"""

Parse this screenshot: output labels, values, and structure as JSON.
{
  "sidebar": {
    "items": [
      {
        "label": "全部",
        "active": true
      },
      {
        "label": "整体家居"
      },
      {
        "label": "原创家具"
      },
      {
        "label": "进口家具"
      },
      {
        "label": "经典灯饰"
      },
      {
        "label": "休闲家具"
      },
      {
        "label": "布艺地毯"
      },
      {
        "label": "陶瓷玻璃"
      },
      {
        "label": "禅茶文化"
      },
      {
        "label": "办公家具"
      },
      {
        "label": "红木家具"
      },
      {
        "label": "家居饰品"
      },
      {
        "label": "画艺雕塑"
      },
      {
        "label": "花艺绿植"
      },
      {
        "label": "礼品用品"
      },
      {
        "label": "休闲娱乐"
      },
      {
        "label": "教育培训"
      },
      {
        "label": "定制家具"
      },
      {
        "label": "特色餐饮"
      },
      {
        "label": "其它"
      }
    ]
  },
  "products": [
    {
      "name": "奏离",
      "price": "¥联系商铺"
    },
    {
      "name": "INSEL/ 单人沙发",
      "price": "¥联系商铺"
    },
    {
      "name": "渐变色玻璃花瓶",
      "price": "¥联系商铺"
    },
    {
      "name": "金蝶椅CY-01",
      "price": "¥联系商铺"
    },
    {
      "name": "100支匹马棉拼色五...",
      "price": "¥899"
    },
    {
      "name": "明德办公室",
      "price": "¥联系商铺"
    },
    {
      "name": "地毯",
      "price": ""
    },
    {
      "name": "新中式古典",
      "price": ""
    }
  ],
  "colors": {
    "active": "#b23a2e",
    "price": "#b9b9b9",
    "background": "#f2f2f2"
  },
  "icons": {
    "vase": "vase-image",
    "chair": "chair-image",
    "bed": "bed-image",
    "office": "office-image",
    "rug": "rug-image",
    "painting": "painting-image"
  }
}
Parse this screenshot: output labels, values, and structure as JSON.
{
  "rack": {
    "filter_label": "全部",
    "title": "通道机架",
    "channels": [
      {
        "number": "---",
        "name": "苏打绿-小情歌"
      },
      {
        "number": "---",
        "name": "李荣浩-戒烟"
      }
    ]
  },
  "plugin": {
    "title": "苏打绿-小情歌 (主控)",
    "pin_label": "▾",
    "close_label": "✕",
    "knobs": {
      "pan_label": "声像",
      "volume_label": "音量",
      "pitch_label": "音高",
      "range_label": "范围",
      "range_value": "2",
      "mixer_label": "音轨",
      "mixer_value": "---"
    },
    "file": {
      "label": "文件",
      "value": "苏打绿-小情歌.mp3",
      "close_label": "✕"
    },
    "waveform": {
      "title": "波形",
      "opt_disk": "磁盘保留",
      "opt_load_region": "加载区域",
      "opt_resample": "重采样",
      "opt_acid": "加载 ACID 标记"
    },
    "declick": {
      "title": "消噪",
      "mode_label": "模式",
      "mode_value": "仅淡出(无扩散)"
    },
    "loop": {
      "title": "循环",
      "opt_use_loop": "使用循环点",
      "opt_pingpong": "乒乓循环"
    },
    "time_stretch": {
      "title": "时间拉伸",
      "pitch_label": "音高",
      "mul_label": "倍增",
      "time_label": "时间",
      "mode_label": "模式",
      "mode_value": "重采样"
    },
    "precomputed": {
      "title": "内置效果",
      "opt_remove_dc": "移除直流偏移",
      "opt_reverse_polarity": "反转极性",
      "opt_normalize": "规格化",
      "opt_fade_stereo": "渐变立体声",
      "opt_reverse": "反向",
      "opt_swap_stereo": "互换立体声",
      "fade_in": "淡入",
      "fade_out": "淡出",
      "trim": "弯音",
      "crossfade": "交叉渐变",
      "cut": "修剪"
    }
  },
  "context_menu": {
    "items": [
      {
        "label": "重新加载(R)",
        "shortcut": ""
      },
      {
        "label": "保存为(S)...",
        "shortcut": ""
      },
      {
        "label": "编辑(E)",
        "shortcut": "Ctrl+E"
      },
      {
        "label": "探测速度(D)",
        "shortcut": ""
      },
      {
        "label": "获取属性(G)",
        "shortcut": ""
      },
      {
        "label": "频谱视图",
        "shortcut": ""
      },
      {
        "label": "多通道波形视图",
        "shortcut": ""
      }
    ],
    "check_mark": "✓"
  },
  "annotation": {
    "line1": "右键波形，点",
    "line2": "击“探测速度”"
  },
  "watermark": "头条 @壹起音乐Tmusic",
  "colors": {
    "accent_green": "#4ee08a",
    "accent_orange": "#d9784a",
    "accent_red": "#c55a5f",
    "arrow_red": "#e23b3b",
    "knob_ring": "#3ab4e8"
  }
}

"""

## JOB
Each entry above is to be printed again exactly.

## THE COMPLETED TASK
Parse this screenshot: output labels, values, and structure as JSON.
{
  "sidebar": {
    "items": [
      {
        "label": "全部",
        "active": true
      },
      {
        "label": "整体家居"
      },
      {
        "label": "原创家具"
      },
      {
        "label": "进口家具"
      },
      {
        "label": "经典灯饰"
      },
      {
        "label": "休闲家具"
      },
      {
        "label": "布艺地毯"
      },
      {
        "label": "陶瓷玻璃"
      },
      {
        "label": "禅茶文化"
      },
      {
        "label": "办公家具"
      },
      {
        "label": "红木家具"
      },
      {
        "label": "家居饰品"
      },
      {
        "label": "画艺雕塑"
      },
      {
        "label": "花艺绿植"
      },
      {
        "label": "礼品用品"
      },
      {
        "label": "休闲娱乐"
      },
      {
        "label": "教育培训"
      },
      {
        "label": "定制家具"
      },
      {
        "label": "特色餐饮"
      },
      {
        "label": "其它"
      }
    ]
  },
  "products": [
    {
      "name": "奏离",
      "price": "¥联系商铺"
    },
    {
      "name": "INSEL/ 单人沙发",
      "price": "¥联系商铺"
    },
    {
      "name": "渐变色玻璃花瓶",
      "price": "¥联系商铺"
    },
    {
      "name": "金蝶椅CY-01",
      "price": "¥联系商铺"
    },
    {
      "name": "100支匹马棉拼色五...",
      "price": "¥899"
    },
    {
      "name": "明德办公室",
      "price": "¥联系商铺"
    },
    {
      "name": "地毯",
      "price": ""
    },
    {
      "name": "新中式古典",
      "price": ""
    }
  ],
  "colors": {
    "active": "#b23a2e",
    "price": "#b9b9b9",
    "background": "#f2f2f2"
  },
  "icons": {
    "vase": "vase-image",
    "chair": "chair-image",
    "bed": "bed-image",
    "office": "office-image",
    "rug": "rug-image",
    "painting": "painting-image"
  }
}
Parse this screenshot: output labels, values, and structure as JSON.
{
  "rack": {
    "filter_label": "全部",
    "title": "通道机架",
    "channels": [
      {
        "number": "---",
        "name": "苏打绿-小情歌"
      },
      {
        "number": "---",
        "name": "李荣浩-戒烟"
      }
    ]
  },
  "plugin": {
    "title": "苏打绿-小情歌 (主控)",
    "pin_label": "▾",
    "close_label": "✕",
    "knobs": {
      "pan_label": "声像",
      "volume_label": "音量",
      "pitch_label": "音高",
      "range_label": "范围",
      "range_value": "2",
      "mixer_label": "音轨",
      "mixer_value": "---"
    },
    "file": {
      "label": "文件",
      "value": "苏打绿-小情歌.mp3",
      "close_label": "✕"
    },
    "waveform": {
      "title": "波形",
      "opt_disk": "磁盘保留",
      "opt_load_region": "加载区域",
      "opt_resample": "重采样",
      "opt_acid": "加载 ACID 标记"
    },
    "declick": {
      "title": "消噪",
      "mode_label": "模式",
      "mode_value": "仅淡出(无扩散)"
    },
    "loop": {
      "title": "循环",
      "opt_use_loop": "使用循环点",
      "opt_pingpong": "乒乓循环"
    },
    "time_stretch": {
      "title": "时间拉伸",
      "pitch_label": "音高",
      "mul_label": "倍增",
      "time_label": "时间",
      "mode_label": "模式",
      "mode_value": "重采样"
    },
    "precomputed": {
      "title": "内置效果",
      "opt_remove_dc": "移除直流偏移",
      "opt_reverse_polarity": "反转极性",
      "opt_normalize": "规格化",
      "opt_fade_stereo": "渐变立体声",
      "opt_reverse": "反向",
      "opt_swap_stereo": "互换立体声",
      "fade_in": "淡入",
      "fade_out": "淡出",
      "trim": "弯音",
      "crossfade": "交叉渐变",
      "cut": "修剪"
    }
  },
  "context_menu": {
    "items": [
      {
        "label": "重新加载(R)",
        "shortcut": ""
      },
      {
        "label": "保存为(S)...",
        "shortcut": ""
      },
      {
        "label": "编辑(E)",
        "shortcut": "Ctrl+E"
      },
      {
        "label": "探测速度(D)",
        "shortcut": ""
      },
      {
        "label": "获取属性(G)",
        "shortcut": ""
      },
      {
        "label": "频谱视图",
        "shortcut": ""
      },
      {
        "label": "多通道波形视图",
        "shortcut": ""
      }
    ],
    "check_mark": "✓"
  },
  "annotation": {
    "line1": "右键波形，点",
    "line2": "击“探测速度”"
  },
  "watermark": "头条 @壹起音乐Tmusic",
  "colors": {
    "accent_green": "#4ee08a",
    "accent_orange": "#d9784a",
    "accent_red": "#c55a5f",
    "arrow_red": "#e23b3b",
    "knob_ring": "#3ab4e8"
  }
}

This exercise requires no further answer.